- **Directive**: Quote the records beneath, complete and exact. Leave out images.

- **Exercise materials**:

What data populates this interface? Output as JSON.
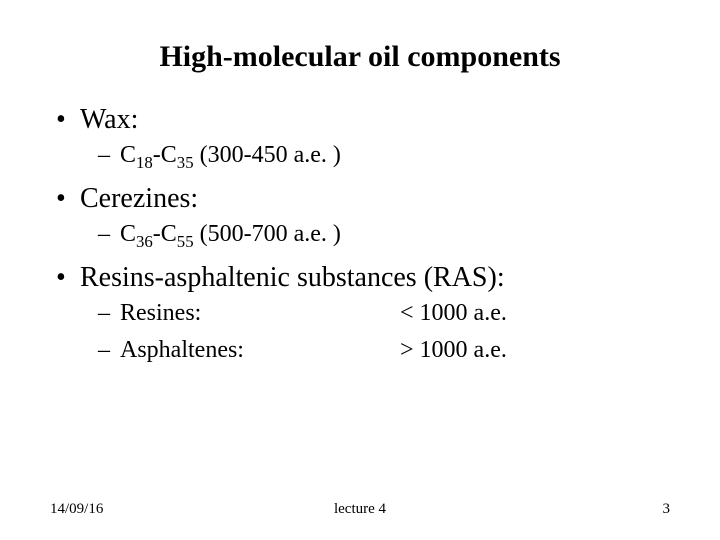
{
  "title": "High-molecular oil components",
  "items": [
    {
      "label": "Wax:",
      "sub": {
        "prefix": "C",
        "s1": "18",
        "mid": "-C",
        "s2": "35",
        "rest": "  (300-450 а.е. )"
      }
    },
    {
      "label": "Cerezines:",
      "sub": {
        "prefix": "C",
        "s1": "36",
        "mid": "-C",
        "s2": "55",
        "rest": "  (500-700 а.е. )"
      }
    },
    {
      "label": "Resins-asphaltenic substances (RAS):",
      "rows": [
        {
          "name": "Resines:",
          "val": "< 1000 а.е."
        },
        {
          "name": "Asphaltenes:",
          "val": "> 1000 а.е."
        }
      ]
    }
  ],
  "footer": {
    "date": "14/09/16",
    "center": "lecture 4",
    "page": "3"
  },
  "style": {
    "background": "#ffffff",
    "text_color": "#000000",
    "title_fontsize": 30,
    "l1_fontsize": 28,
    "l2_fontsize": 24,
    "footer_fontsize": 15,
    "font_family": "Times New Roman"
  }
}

- **Task solution**:
What data populates this interface? Output as JSON.
{
  "title": "High-molecular oil components",
  "items": [
    {
      "label": "Wax:",
      "sub": {
        "prefix": "C",
        "s1": "18",
        "mid": "-C",
        "s2": "35",
        "rest": "  (300-450 а.е. )"
      }
    },
    {
      "label": "Cerezines:",
      "sub": {
        "prefix": "C",
        "s1": "36",
        "mid": "-C",
        "s2": "55",
        "rest": "  (500-700 а.е. )"
      }
    },
    {
      "label": "Resins-asphaltenic substances (RAS):",
      "rows": [
        {
          "name": "Resines:",
          "val": "< 1000 а.е."
        },
        {
          "name": "Asphaltenes:",
          "val": "> 1000 а.е."
        }
      ]
    }
  ],
  "footer": {
    "date": "14/09/16",
    "center": "lecture 4",
    "page": "3"
  },
  "style": {
    "background": "#ffffff",
    "text_color": "#000000",
    "title_fontsize": 30,
    "l1_fontsize": 28,
    "l2_fontsize": 24,
    "footer_fontsize": 15,
    "font_family": "Times New Roman"
  }
}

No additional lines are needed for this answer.